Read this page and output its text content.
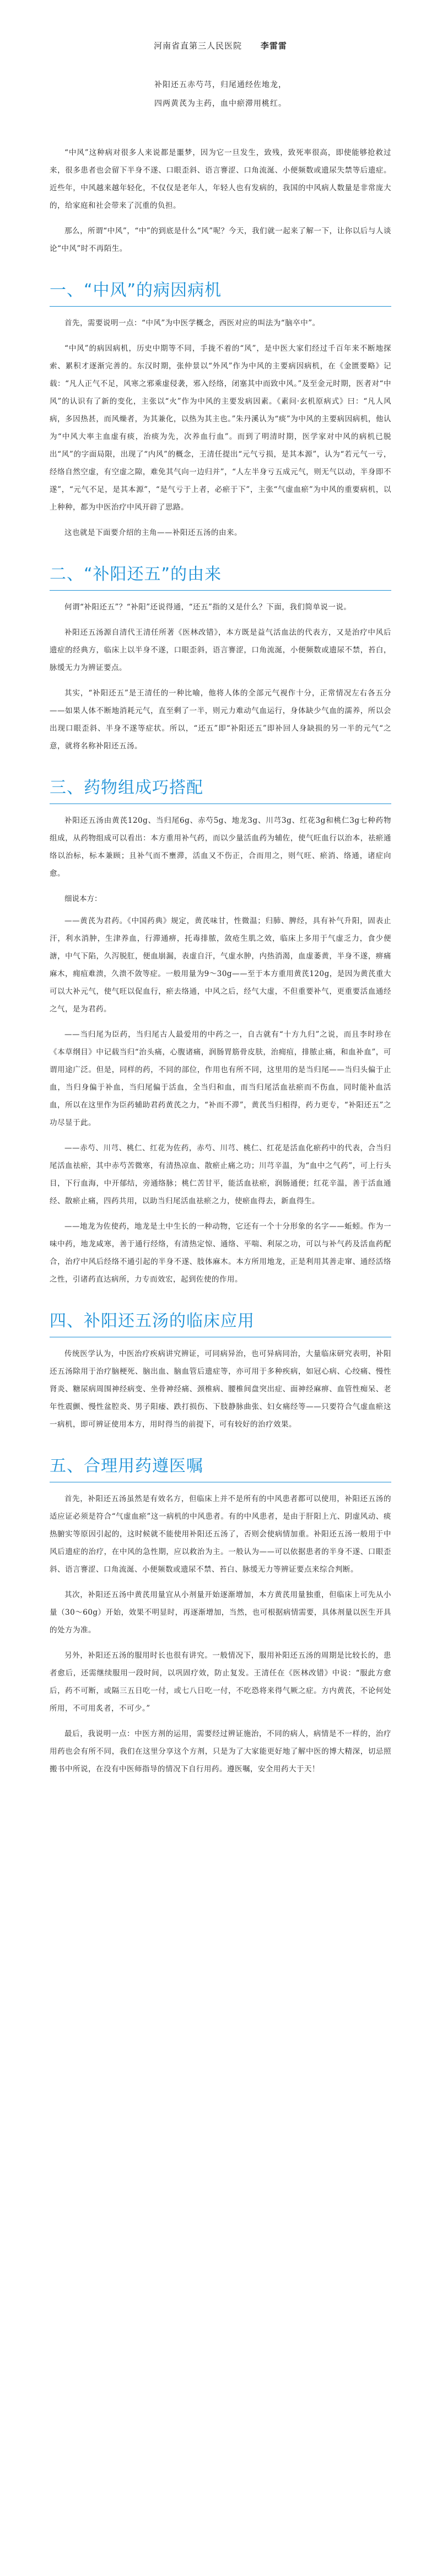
河南省直第三人民医院 李雷雷
补阳还五赤芍芎，归尾通经佐地龙，
四两黄芪为主药，血中瘀滞用桃红。

“中风”这种病对很多人来说都是噩梦，因为它一旦发生，致残，致死率很高，即使能够抢救过来，很多患者也会留下半身不遂、口眼歪斜、语言謇涩、口角流涎、小便频数或遗尿失禁等后遗症。近些年，中风越来越年轻化，不仅仅是老年人，年轻人也有发病的，我国的中风病人数量是非常庞大的，给家庭和社会带来了沉重的负担。

那么，所谓“中风”，“中”的到底是什么“风”呢？今天，我们就一起来了解一下，让你以后与人谈论“中风”时不再陌生。

一、“中风”的病因病机

首先，需要说明一点：“中风”为中医学概念，西医对应的叫法为“脑卒中”。

“中风”的病因病机，历史中期等不同，手拢不着的“风”，是中医大家们经过千百年来不断地探索、累积才逐渐完善的。东汉时期，张仲景以“外风”作为中风的主要病因病机，在《金匮要略》记载：“凡人正气不足，风寒之邪乘虚侵袭，邪入经络，闭塞其中而致中风。”及至金元时期，医者对“中风”的认识有了新的变化，主张以“火”作为中风的主要发病因素。《素问·玄机原病式》曰：“凡人风病，多因热甚，而风燥者，为其兼化，以热为其主也。”朱丹溪认为“痰”为中风的主要病因病机，他认为“中风大率主血虚有痰，治痰为先，次养血行血”。而到了明清时期，医学家对中风的病机已脱出“风”的字面局限，出现了“内风”的概念，王清任提出“元气亏损，是其本源”，认为“若元气一亏，经络自然空虚，有空虚之隙，难免其气向一边归并”，“人左半身亏五成元气，则无气以动，半身即不遂”，“元气不足，是其本源”，“是气亏于上者，必瘀于下”，主张“气虚血瘀”为中风的重要病机，以上种种，都为中医治疗中风开辟了思路。

这也就是下面要介绍的主角——补阳还五汤的由来。

二、“补阳还五”的由来

何谓“补阳还五”？“补阳”还说得通，“还五”指的又是什么？下面，我们简单说一说。

补阳还五汤源自清代王清任所著《医林改错》，本方既是益气活血法的代表方，又是治疗中风后遗症的经典方，临床上以半身不遂，口眼歪斜，语言謇涩，口角流涎，小便频数或遗尿不禁，苔白，脉缓无力为辨证要点。

其实，“补阳还五”是王清任的一种比喻，他将人体的全部元气视作十分，正常情况左右各五分——如果人体不断地消耗元气，直至剩了一半，则元力难动气血运行，身体缺少气血的濡养，所以会出现口眼歪斜、半身不遂等症状。所以，“还五”即“补阳还五”即补回人身缺损的另一半的元气“之意，就将名称补阳还五汤。

三、药物组成巧搭配

补阳还五汤由黄芪120g、当归尾6g、赤芍5g、地龙3g、川芎3g、红花3g和桃仁3g七种药物组成，从药物组成可以看出：本方重用补气药，而以少量活血药为辅佐，使气旺血行以治本，祛瘀通络以治标，标本兼顾；且补气而不壅滞，活血又不伤正，合而用之，则气旺、瘀消、络通，诸症向愈。

细说本方：

——黄芪为君药。《中国药典》规定，黄芪味甘，性微温；归肺、脾经，具有补气升阳，固表止汗，利水消肿，生津养血，行滞通痹，托毒排脓，敛疮生肌之效，临床上多用于气虚乏力，食少便溏，中气下陷，久泻脱肛，便血崩漏，表虚自汗，气虚水肿，内热消渴，血虚萎黄，半身不遂，痹痛麻木，痈疽难溃，久溃不敛等症。一般用量为9～30g——至于本方重用黄芪120g，是因为黄芪重大可以大补元气，使气旺以促血行，瘀去络通，中风之后，经气大虚，不但重要补气，更重要活血通经之气，是为君药。

——当归尾为臣药，当归尾古人最爱用的中药之一，自古就有“十方九归”之说，而且李时珍在《本草纲目》中记载当归“治头痛，心腹诸痛，润肠胃筋骨皮肤，治痈疽，排脓止痛，和血补血”，可谓用途广泛。但是，同样的药，不同的部位，作用也有所不同，这里用的是当归尾——当归头偏于止血，当归身偏于补血，当归尾偏于活血，全当归和血，而当归尾活血祛瘀而不伤血，同时能补血活血，所以在这里作为臣药辅助君药黄芪之力，“补而不滞”，黄芪当归相得，药力更专，“补阳还五”之功尽显于此。

——赤芍、川芎、桃仁、红花为佐药，赤芍、川芎、桃仁、红花是活血化瘀药中的代表，合当归尾活血祛瘀，其中赤芍苦微寒，有清热凉血、散瘀止痛之功；川芎辛温，为“血中之气药”，可上行头目，下行血海，中开郁结，旁通络脉；桃仁苦甘平，能活血祛瘀，润肠通便；红花辛温，善于活血通经、散瘀止痛，四药共用，以助当归尾活血祛瘀之力，使瘀血得去，新血得生。

——地龙为佐使药，地龙是土中生长的一种动物，它还有一个十分形象的名字——蚯蚓。作为一味中药，地龙咸寒，善于通行经络，有清热定惊、通络、平喘、利尿之功，可以与补气药及活血药配合，治疗中风后经络不通引起的半身不遂、肢体麻木。本方所用地龙，正是利用其善走窜、通经活络之性，引诸药直达病所，力专而效宏，起到佐使的作用。

四、补阳还五汤的临床应用

传统医学认为，中医治疗疾病讲究辨证，可同病异治，也可异病同治，大量临床研究表明，补阳还五汤除用于治疗脑梗死、脑出血、脑血管后遗症等，亦可用于多种疾病，如冠心病、心绞痛、慢性肾炎、糖尿病周围神经病变、坐骨神经痛、颈椎病、腰椎间盘突出症、面神经麻痹、血管性痴呆、老年性震颤、慢性盆腔炎、男子阳痿、跌打损伤、下肢静脉曲张、妇女痛经等——只要符合气虚血瘀这一病机，即可辨证使用本方，用时得当的前提下，可有较好的治疗效果。

五、合理用药遵医嘱

首先，补阳还五汤虽然是有效名方，但临床上并不是所有的中风患者都可以使用，补阳还五汤的适应证必须是符合“气虚血瘀”这一病机的中风患者。有的中风患者，是由于肝阳上亢、阴虚风动、痰热腑实等原因引起的，这时候就不能使用补阳还五汤了，否则会使病情加重。补阳还五汤一般用于中风后遗症的治疗，在中风的急性期，应以救治为主。一般认为——可以依据患者的半身不遂、口眼歪斜、语言謇涩、口角流涎、小便频数或遗尿不禁、苔白、脉缓无力等辨证要点来综合判断。

其次，补阳还五汤中黄芪用量宜从小剂量开始逐渐增加，本方黄芪用量独重，但临床上可先从小量（30～60g）开始，效果不明显时，再逐渐增加，当然，也可根据病情需要，具体剂量以医生开具的处方为准。

另外，补阳还五汤的服用时长也很有讲究。一般情况下，服用补阳还五汤的周期是比较长的，患者愈后，还需继续服用一段时间，以巩固疗效，防止复发。王清任在《医林改错》中说：“服此方愈后，药不可断，或隔三五日吃一付，或七八日吃一付，不吃恐将来得气厥之症。方内黄芪，不论何处所用，不可用炙者，不可少。”

最后，我说明一点：中医方剂的运用，需要经过辨证施治，不同的病人，病情是不一样的，治疗用药也会有所不同，我们在这里分享这个方剂，只是为了大家能更好地了解中医的博大精深，切忌照搬书中所说，在没有中医师指导的情况下自行用药。遵医嘱，安全用药大于天！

···

• WORK REQUIRED
Gather up the lines that contain the word "医林改错".

• RESPONSE TO THIS TASK
补阳还五汤源自清代王清任所著《医林改错》，本方既是益气活血法的代表方，又是治疗中风后遗症的经典方，临床上以半身不遂，口眼歪斜，语言謇涩，口角流涎，小便频数或遗尿不禁，苔白，脉缓无力为辨证要点。
另外，补阳还五汤的服用时长也很有讲究。一般情况下，服用补阳还五汤的周期是比较长的，患者愈后，还需继续服用一段时间，以巩固疗效，防止复发。王清任在《医林改错》中说：“服此方愈后，药不可断，或隔三五日吃一付，或七八日吃一付，不吃恐将来得气厥之症。方内黄芪，不论何处所用，不可用炙者，不可少。”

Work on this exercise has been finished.